STUDY TEXT:
-------------------------

Agha Mir Suleman Dawood Jan Ahmedzai (Balochi: آغا میر سلیمان داوود خان احمدزی) is the 35th Khan of Kalat, a position he has held since the death of his father, Mir Dawood Jan, in 1998. Currently he lives in self-imposed exile in Wales. His only son, Prince Mir Mohammad Khan Ahmadzai, is estranged from him. Both Mir Suleman Dawood and his son had applied for asylum but his son later rebelled and withdrew his asylum request. After that Mir Mohammad Khan Ahmadzai left his father and returned to Pakistan. Upon his arrival to Pakistan, he hoisted Pakistani flag at the Quaid-e-Azam’s Residency in Ziarat. Currently, Mir Mohammad Khan Ahmadzai regularly hosts senior figures of law-enforcement in Balochistan at the same place where his father used to hold court.

Mir Suleman Dawood is the 35th Khan of Kalat.  Ethnic Baloch by origin. His mother tongue is Brahvi while he also speaks Balochi, Urdu and English fluently. Mir Suleman Dawood received his initial education in Lahore and Quetta. He got his early education at Aitchison College in Lahore (1972–1983).

-------------------------

(Page layout segmentation data)
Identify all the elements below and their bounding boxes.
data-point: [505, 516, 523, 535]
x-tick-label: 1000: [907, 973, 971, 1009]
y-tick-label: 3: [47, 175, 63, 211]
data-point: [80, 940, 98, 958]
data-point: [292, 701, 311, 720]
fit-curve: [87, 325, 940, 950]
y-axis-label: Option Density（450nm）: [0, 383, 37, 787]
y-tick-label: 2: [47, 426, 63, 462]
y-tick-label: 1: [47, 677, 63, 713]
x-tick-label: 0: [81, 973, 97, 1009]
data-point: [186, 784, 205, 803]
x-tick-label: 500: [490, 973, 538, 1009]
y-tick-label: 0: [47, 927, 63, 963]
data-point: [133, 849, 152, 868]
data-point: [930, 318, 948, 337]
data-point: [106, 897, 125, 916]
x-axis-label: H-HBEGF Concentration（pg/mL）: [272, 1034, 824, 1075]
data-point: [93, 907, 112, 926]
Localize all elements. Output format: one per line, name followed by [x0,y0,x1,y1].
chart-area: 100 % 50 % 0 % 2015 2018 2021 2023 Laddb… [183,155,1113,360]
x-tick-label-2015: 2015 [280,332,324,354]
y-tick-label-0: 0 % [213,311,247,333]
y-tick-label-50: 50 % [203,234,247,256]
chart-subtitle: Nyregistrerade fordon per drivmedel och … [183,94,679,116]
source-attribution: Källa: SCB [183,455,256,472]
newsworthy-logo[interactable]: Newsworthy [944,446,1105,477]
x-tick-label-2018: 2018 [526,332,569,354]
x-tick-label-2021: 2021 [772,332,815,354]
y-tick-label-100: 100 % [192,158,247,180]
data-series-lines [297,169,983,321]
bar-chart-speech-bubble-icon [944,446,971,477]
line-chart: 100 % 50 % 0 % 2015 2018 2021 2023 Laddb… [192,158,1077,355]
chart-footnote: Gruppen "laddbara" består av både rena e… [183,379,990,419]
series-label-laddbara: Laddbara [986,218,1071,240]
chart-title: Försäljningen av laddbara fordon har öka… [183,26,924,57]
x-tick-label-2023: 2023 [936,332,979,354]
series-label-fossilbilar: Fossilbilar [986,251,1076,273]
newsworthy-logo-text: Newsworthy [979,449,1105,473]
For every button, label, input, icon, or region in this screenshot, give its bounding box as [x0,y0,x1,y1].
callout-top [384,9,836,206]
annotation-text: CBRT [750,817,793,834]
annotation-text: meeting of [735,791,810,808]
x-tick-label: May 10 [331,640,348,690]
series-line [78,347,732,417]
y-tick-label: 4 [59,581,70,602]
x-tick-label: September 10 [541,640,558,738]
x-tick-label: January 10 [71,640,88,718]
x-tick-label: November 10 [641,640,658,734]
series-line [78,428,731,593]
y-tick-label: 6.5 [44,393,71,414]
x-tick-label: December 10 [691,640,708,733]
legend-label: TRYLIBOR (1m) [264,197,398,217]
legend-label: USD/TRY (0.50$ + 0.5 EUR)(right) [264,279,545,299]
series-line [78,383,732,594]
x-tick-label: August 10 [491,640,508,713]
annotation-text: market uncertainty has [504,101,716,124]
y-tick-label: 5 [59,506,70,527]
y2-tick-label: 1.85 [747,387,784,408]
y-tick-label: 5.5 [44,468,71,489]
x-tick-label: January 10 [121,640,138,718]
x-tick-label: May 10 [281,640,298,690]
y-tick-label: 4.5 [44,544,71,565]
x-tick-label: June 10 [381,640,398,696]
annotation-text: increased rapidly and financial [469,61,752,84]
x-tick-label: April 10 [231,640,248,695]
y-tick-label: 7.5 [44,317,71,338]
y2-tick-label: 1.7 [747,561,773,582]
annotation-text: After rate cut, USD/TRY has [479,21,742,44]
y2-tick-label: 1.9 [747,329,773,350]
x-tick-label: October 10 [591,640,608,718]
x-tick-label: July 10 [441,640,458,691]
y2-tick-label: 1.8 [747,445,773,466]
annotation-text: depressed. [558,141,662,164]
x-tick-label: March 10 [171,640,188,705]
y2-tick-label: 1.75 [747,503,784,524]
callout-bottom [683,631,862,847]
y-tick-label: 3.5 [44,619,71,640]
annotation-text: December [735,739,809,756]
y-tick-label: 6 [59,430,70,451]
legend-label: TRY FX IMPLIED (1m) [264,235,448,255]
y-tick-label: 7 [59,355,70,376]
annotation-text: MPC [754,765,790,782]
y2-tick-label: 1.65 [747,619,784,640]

-------------------------

SET OF TASKS:
(1) Write down the part of the Khan of Kalat text that runs from "Agha Mir Suleman" up to and including "to hold court.", matching it word for word.
(2) Carry on the Khan of Kalat text with the next part, starting after its last sentence.

RESPONSES IN ORDER:
(1)
Agha Mir Suleman Dawood Jan Ahmedzai (Balochi: آغا میر سلیمان داوود خان احمدزی) is the 35th Khan of Kalat, a position he has held since the death of his father, Mir Dawood Jan, in 1998. Currently he lives in self-imposed exile in Wales. His only son, Prince Mir Mohammad Khan Ahmadzai, is estranged from him. Both Mir Suleman Dawood and his son had applied for asylum but his son later rebelled and withdrew his asylum request. After that Mir Mohammad Khan Ahmadzai left his father and returned to Pakistan. Upon his arrival to Pakistan, he hoisted Pakistani flag at the Quaid-e-Azam’s Residency in Ziarat. Currently, Mir Mohammad Khan Ahmadzai regularly hosts senior figures of law-enforcement in Balochistan at the same place where his father used to hold court.

(2)
Mir Suleman Dawood has lived in exile in Cardiff, Wales, occasionally traveling to London. Officially, the Government of Pakistan does not recognize his authority, but his voice still carries tremendous weight with much of the populace, and leading politicians like Chief Minister Abdul Malik Baloch and Sanaullah Zehri have asked him to return to Pakistan to pacify the restless Baloch. Mir Suleman Dawood Jan's Uncle who is also his father-in-law and his younger brothers, Prince Mohyuddin Baloch (Uncle) and Prince Faisal Dawood and Prince Umer Daud Khan, are politicians in Pakistan.

References

Khans of Kalat
Living people
Pakistani emigrants to Wales
People from Kalat District
Princely rulers of Pakistan
Welsh people of Baloch descent
Nawabs of Pakistan
Year of birth missing (living people)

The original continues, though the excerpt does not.